[Data listing]
** Begin **

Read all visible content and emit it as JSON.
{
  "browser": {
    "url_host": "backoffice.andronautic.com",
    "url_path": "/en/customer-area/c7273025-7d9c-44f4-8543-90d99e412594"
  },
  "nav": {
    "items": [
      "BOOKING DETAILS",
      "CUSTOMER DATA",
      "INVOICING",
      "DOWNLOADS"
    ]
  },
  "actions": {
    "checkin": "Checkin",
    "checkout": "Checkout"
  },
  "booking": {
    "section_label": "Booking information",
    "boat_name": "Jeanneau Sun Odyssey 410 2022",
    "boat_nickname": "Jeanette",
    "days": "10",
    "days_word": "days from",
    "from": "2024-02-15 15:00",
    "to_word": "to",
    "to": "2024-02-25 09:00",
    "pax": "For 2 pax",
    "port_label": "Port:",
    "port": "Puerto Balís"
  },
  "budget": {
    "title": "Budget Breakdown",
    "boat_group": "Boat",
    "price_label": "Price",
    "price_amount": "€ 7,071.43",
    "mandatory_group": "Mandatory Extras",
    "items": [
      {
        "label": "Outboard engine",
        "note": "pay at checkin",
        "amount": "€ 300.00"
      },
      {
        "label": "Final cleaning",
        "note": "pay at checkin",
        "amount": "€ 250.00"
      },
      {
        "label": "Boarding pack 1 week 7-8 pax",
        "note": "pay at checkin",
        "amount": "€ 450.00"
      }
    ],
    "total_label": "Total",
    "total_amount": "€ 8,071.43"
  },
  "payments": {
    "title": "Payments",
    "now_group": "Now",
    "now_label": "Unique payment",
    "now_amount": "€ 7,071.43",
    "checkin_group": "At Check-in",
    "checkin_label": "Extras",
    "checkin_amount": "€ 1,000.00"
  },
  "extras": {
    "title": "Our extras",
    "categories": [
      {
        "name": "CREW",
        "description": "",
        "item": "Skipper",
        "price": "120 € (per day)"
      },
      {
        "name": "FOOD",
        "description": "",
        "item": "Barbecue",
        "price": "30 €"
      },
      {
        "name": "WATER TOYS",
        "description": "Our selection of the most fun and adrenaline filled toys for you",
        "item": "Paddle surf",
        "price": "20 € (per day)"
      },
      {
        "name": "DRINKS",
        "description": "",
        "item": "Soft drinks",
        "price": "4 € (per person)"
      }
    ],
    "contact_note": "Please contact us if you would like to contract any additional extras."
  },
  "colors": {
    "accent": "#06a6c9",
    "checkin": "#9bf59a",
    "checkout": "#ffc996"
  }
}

** End **
** Begin **

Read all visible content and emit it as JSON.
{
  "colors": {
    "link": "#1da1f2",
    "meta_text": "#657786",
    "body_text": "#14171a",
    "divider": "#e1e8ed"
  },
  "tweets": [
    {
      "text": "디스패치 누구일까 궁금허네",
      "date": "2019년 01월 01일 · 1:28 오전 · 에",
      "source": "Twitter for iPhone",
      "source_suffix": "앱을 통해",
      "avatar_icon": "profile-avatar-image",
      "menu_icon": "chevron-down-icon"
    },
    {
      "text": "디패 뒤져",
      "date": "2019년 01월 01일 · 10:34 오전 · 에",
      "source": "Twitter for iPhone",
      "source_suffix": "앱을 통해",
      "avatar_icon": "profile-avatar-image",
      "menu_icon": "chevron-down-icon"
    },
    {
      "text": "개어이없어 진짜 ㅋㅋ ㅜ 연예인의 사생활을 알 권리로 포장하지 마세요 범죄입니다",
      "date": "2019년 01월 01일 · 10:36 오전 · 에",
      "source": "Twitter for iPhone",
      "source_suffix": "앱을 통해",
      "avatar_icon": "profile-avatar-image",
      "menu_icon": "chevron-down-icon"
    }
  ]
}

** End **

AIM: Locate the string "checkout" in the listing above and copy every line where it occurs.

THE OUTPUT:
    "checkout": "Checkout"
    "checkout": "#ffc996"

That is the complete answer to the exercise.